**所给原文:**
-- -- --
张 峻,肖春燕
(1.上海应用技术大学,上海 201418;2.成都信息工程大学物流学院,四川 成都 610103)
猫泛白细胞减少症病毒(FPV,同猫瘟热病毒)是一种单链 DNA病毒,是原细小病毒属中食肉动物原细小病毒中的一种[1]。FPV同犬细小病毒(CPV)和水貂肠炎病毒均能够导致家猫及野猫因急性肠胃炎和骨髓抑制等急性致死症状而死亡[2]。FPV可通过猫口腔和鼻腔侵入动物体内,对咽喉淋巴等组织造成感染,并通过血液循环系统致病动物全身[3],因此血液中是否存在抗FPV抗体对预防及治疗猫瘟热十分重要。对家猫和野猫接种抗FPV疫苗是预防此疾病的重要手段。目前我国针对猫泛白细胞减少症使用的疫苗多为硕腾三联灭活疫苗(妙三多)和英特威三联微毒疫苗[4],接种这类疫苗后可能存在因疫苗自身因素、动物应激程度、母源抗体以及人为因素等无法形成抗体导致疫苗接种失败[5]。因此,我们可以把测量血液抗FPV抗体滴度作为评估FPV感染免疫状态的方法。血清中和(SN)实验是目前血清学实验中标准较高的一种,因其测得的SN抗体与动物机体感染保护能力密切相关,所以SN特异性病毒血清学实验与其他检测方法相比准确性最高[6]。因SN实验成本过高且耗时过长,目前临床上多利用血凝抑制(HI)实验作为SN实验的简单替代方法,但是FPV抗体检测的准确性低于SN实验[7]。根据目前的研究发现,针对抗CPV抗体的HI和SN实验在抗体滴度数据上相关度较低,但是针对抗FPV抗体的HI和SN实验在抗体滴度比较上的研究较少,因此本实验的主要目的是利用HI实验结果作为FPV保护性抗体效价指标的准确性研究。本实验的结论是通过HI实验提取抗FPV抗体,将结果呈现阴性或弱阳性滴度的猫血清进行SN实验,对2种实验中呈现的抗体滴度结果进行比较研究后得出。
-- -- --
**条目列表:**
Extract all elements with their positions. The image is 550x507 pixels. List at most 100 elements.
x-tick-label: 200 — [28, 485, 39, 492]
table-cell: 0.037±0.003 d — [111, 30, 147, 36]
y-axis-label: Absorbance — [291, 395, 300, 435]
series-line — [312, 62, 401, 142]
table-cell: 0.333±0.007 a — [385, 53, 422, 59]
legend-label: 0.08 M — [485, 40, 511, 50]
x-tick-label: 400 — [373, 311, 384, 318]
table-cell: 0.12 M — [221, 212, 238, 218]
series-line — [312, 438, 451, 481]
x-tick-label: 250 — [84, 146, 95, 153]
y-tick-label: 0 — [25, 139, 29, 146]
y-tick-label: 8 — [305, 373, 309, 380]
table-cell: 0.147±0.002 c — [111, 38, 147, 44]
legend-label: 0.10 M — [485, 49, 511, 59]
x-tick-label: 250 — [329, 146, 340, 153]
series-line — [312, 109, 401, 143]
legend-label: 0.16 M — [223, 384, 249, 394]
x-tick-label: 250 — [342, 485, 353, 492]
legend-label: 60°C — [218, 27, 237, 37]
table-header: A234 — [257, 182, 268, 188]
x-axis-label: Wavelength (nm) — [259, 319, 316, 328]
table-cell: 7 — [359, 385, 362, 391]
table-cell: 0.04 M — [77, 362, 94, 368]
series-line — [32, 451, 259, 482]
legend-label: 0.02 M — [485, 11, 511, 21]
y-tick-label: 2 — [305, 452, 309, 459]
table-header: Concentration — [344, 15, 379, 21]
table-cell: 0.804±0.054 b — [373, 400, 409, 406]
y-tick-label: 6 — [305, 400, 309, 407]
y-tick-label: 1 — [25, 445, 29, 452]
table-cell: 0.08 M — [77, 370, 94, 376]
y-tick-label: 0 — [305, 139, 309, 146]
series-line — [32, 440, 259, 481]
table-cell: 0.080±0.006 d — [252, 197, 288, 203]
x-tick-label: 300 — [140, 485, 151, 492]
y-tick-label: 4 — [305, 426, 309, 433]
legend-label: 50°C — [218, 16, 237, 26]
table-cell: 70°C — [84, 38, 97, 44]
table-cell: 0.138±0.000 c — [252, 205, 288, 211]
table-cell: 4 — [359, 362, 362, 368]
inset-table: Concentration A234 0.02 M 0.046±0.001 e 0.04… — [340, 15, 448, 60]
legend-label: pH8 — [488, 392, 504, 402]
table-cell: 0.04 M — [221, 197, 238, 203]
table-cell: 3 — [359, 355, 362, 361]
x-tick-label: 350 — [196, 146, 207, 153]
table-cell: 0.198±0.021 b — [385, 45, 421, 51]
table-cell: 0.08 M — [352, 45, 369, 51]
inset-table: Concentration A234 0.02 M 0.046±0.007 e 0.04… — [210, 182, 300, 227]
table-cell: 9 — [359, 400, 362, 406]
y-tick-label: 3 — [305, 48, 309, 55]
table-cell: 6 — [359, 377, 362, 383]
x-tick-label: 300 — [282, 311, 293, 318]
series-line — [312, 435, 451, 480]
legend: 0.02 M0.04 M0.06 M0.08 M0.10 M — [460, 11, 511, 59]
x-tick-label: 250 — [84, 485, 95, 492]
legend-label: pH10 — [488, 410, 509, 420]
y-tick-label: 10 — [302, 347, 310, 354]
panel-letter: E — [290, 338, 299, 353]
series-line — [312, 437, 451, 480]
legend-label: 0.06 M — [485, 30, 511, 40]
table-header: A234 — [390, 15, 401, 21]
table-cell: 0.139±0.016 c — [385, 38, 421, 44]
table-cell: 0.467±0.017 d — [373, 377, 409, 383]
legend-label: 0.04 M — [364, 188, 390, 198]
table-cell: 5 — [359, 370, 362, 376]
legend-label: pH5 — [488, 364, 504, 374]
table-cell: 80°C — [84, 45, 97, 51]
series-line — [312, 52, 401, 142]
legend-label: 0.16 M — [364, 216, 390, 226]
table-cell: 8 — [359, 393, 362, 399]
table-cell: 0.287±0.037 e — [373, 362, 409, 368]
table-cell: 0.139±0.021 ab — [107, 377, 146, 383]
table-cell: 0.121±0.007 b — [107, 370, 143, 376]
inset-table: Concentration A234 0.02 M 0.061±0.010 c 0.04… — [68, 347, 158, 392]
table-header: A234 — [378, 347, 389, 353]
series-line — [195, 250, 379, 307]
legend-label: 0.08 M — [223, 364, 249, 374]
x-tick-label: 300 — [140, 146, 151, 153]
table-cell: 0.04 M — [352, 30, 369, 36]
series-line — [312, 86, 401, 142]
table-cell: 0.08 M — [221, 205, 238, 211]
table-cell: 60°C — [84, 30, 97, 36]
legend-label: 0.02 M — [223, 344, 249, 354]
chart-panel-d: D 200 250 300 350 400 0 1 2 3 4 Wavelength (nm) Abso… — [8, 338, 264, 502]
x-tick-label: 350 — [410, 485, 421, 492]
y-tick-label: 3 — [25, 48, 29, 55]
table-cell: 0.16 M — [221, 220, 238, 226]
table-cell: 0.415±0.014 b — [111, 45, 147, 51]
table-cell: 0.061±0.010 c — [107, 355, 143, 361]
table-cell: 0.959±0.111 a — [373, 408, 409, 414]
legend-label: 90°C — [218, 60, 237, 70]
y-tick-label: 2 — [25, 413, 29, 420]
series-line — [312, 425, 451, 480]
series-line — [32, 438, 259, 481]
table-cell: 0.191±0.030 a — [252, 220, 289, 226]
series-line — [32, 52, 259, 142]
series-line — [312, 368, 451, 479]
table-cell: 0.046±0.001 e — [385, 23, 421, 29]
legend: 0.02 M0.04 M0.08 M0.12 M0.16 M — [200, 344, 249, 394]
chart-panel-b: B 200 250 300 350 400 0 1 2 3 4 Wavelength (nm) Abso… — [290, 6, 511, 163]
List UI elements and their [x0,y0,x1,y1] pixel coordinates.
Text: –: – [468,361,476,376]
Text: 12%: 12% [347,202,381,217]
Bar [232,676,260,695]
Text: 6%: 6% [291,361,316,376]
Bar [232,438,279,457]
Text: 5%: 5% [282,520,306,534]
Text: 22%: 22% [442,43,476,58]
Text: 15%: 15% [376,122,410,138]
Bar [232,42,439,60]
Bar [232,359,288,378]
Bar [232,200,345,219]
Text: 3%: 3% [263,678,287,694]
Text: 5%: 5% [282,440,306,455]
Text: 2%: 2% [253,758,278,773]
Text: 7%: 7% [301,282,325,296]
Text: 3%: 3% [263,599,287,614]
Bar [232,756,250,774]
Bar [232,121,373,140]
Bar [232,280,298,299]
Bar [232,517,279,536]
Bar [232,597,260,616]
-- -- --
**练习要求:**
1. 把原文中以“猫泛白细胞减少症病毒(FPV,同猫瘟热病毒)”开头的那一段压缩成要点列表,保留其主要事实。
2. 逐字重复原文中“猫泛白细胞减少症病毒(FPV”与“滴度结果进行比较研究后得出。”之间的内容,首尾两处均包括在内。
3. 列出原文提到的、接种疫苗后可能导致无法形成抗体的全部因素。
这些条目是与原文互不相关的另一份材料。

**各题答案:**
1.
- FPV即猫瘟热病毒,是单链DNA病毒,属于原细小病毒属中的食肉动物原细小病毒。
- FPV与犬细小病毒(CPV)、水貂肠炎病毒都能让家猫和野猫出现急性肠胃炎、骨髓抑制等急性致死症状并导致死亡。
- 病毒经口腔和鼻腔侵入,感染咽喉淋巴等组织,再通过血液循环波及全身。因此,血液中有无抗FPV抗体对预防和治疗猫瘟热十分重要。
- 接种疫苗是重要的预防手段。国内多用硕腾三联灭活疫苗(妙三多)和英特威三联微毒疫苗。接种后可能因疫苗自身因素、动物应激程度、母源抗体、人为因素等无法形成抗体,导致接种失败。所以可以测定血液中的抗FPV抗体滴度,用来评估免疫状态。
- 血清中和(SN)实验准确性最高,但成本高、耗时长。临床上多用血凝抑制(HI)实验替代,其FPV抗体检测准确性低于SN实验。
- 针对抗CPV抗体,HI与SN实验的滴度相关度较低;针对抗FPV抗体的同类比较研究较少。本实验旨在研究以HI结果作为FPV保护性抗体效价指标的准确性。
- 做法是先用HI实验检测抗FPV抗体,再对结果为阴性或弱阳性滴度的猫血清做SN实验,然后比较两种实验的抗体滴度结果。

2.
猫泛白细胞减少症病毒(FPV,同猫瘟热病毒)是一种单链 DNA病毒,是原细小病毒属中食肉动物原细小病毒中的一种[1]。FPV同犬细小病毒(CPV)和水貂肠炎病毒均能够导致家猫及野猫因急性肠胃炎和骨髓抑制等急性致死症状而死亡[2]。FPV可通过猫口腔和鼻腔侵入动物体内,对咽喉淋巴等组织造成感染,并通过血液循环系统致病动物全身[3],因此血液中是否存在抗FPV抗体对预防及治疗猫瘟热十分重要。对家猫和野猫接种抗FPV疫苗是预防此疾病的重要手段。目前我国针对猫泛白细胞减少症使用的疫苗多为硕腾三联灭活疫苗(妙三多)和英特威三联微毒疫苗[4],接种这类疫苗后可能存在因疫苗自身因素、动物应激程度、母源抗体以及人为因素等无法形成抗体导致疫苗接种失败[5]。因此,我们可以把测量血液抗FPV抗体滴度作为评估FPV感染免疫状态的方法。血清中和(SN)实验是目前血清学实验中标准较高的一种,因其测得的SN抗体与动物机体感染保护能力密切相关,所以SN特异性病毒血清学实验与其他检测方法相比准确性最高[6]。因SN实验成本过高且耗时过长,目前临床上多利用血凝抑制(HI)实验作为SN实验的简单替代方法,但是FPV抗体检测的准确性低于SN实验[7]。根据目前的研究发现,针对抗CPV抗体的HI和SN实验在抗体滴度数据上相关度较低,但是针对抗FPV抗体的HI和SN实验在抗体滴度比较上的研究较少,因此本实验的主要目的是利用HI实验结果作为FPV保护性抗体效价指标的准确性研究。本实验的结论是通过HI实验提取抗FPV抗体,将结果呈现阴性或弱阳性滴度的猫血清进行SN实验,对2种实验中呈现的抗体滴度结果进行比较研究后得出。

3.
- 疫苗自身因素
- 动物应激程度
- 母源抗体
- 人为因素